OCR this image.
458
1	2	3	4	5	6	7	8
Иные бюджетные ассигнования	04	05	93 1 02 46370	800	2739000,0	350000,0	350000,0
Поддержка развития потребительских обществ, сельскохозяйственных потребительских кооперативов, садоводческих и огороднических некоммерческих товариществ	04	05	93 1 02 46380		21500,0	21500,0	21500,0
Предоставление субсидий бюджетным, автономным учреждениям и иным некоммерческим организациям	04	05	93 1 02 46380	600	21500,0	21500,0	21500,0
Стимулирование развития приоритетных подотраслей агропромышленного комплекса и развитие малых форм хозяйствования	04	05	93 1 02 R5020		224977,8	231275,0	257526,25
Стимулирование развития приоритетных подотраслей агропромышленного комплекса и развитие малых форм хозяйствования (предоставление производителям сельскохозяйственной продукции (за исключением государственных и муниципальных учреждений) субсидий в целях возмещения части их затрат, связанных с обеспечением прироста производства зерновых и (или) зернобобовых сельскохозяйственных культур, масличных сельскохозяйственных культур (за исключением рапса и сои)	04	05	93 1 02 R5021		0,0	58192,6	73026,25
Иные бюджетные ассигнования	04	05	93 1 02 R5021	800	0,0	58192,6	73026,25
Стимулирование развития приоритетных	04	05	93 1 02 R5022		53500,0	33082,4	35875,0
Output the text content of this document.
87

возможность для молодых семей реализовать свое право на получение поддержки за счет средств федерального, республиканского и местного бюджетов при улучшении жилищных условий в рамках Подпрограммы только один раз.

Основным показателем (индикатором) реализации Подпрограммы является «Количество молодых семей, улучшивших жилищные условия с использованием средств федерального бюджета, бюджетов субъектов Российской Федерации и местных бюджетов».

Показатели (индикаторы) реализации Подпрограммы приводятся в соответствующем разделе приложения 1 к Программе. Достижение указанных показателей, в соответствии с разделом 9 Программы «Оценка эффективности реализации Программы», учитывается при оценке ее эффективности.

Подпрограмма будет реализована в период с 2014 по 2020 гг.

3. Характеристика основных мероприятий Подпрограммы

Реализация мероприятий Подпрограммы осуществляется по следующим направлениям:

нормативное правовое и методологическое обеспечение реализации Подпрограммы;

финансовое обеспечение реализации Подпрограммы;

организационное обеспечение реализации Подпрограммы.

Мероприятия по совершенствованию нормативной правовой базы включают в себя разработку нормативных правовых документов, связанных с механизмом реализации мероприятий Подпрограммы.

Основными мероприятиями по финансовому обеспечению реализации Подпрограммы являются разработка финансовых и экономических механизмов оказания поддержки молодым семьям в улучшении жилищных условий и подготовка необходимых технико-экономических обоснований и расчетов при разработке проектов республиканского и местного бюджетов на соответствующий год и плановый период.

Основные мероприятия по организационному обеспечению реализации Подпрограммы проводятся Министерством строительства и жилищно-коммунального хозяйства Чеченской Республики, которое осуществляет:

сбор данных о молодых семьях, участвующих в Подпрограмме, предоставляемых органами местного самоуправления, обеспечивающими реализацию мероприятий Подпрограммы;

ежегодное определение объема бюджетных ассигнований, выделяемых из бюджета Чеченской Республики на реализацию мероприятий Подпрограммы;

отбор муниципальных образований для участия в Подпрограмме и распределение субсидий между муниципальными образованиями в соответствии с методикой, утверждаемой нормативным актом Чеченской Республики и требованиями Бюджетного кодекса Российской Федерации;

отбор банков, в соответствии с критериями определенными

━━━━

Goal of the exercise:
Extract the complete data, matching each line exactly.

Worked solution:
OCR this image.
458
1	2	3	4	5	6	7	8
Иные бюджетные ассигнования	04	05	93 1 02 46370	800	2739000,0	350000,0	350000,0
Поддержка развития потребительских обществ, сельскохозяйственных потребительских кооперативов, садоводческих и огороднических некоммерческих товариществ	04	05	93 1 02 46380		21500,0	21500,0	21500,0
Предоставление субсидий бюджетным, автономным учреждениям и иным некоммерческим организациям	04	05	93 1 02 46380	600	21500,0	21500,0	21500,0
Стимулирование развития приоритетных подотраслей агропромышленного комплекса и развитие малых форм хозяйствования	04	05	93 1 02 R5020		224977,8	231275,0	257526,25
Стимулирование развития приоритетных подотраслей агропромышленного комплекса и развитие малых форм хозяйствования (предоставление производителям сельскохозяйственной продукции (за исключением государственных и муниципальных учреждений) субсидий в целях возмещения части их затрат, связанных с обеспечением прироста производства зерновых и (или) зернобобовых сельскохозяйственных культур, масличных сельскохозяйственных культур (за исключением рапса и сои)	04	05	93 1 02 R5021		0,0	58192,6	73026,25
Иные бюджетные ассигнования	04	05	93 1 02 R5021	800	0,0	58192,6	73026,25
Стимулирование развития приоритетных	04	05	93 1 02 R5022		53500,0	33082,4	35875,0
Output the text content of this document.
87

возможность для молодых семей реализовать свое право на получение поддержки за счет средств федерального, республиканского и местного бюджетов при улучшении жилищных условий в рамках Подпрограммы только один раз.

Основным показателем (индикатором) реализации Подпрограммы является «Количество молодых семей, улучшивших жилищные условия с использованием средств федерального бюджета, бюджетов субъектов Российской Федерации и местных бюджетов».

Показатели (индикаторы) реализации Подпрограммы приводятся в соответствующем разделе приложения 1 к Программе. Достижение указанных показателей, в соответствии с разделом 9 Программы «Оценка эффективности реализации Программы», учитывается при оценке ее эффективности.

Подпрограмма будет реализована в период с 2014 по 2020 гг.

3. Характеристика основных мероприятий Подпрограммы

Реализация мероприятий Подпрограммы осуществляется по следующим направлениям:

нормативное правовое и методологическое обеспечение реализации Подпрограммы;

финансовое обеспечение реализации Подпрограммы;

организационное обеспечение реализации Подпрограммы.

Мероприятия по совершенствованию нормативной правовой базы включают в себя разработку нормативных правовых документов, связанных с механизмом реализации мероприятий Подпрограммы.

Основными мероприятиями по финансовому обеспечению реализации Подпрограммы являются разработка финансовых и экономических механизмов оказания поддержки молодым семьям в улучшении жилищных условий и подготовка необходимых технико-экономических обоснований и расчетов при разработке проектов республиканского и местного бюджетов на соответствующий год и плановый период.

Основные мероприятия по организационному обеспечению реализации Подпрограммы проводятся Министерством строительства и жилищно-коммунального хозяйства Чеченской Республики, которое осуществляет:

сбор данных о молодых семьях, участвующих в Подпрограмме, предоставляемых органами местного самоуправления, обеспечивающими реализацию мероприятий Подпрограммы;

ежегодное определение объема бюджетных ассигнований, выделяемых из бюджета Чеченской Республики на реализацию мероприятий Подпрограммы;

отбор муниципальных образований для участия в Подпрограмме и распределение субсидий между муниципальными образованиями в соответствии с методикой, утверждаемой нормативным актом Чеченской Республики и требованиями Бюджетного кодекса Российской Федерации;

отбор банков, в соответствии с критериями определенными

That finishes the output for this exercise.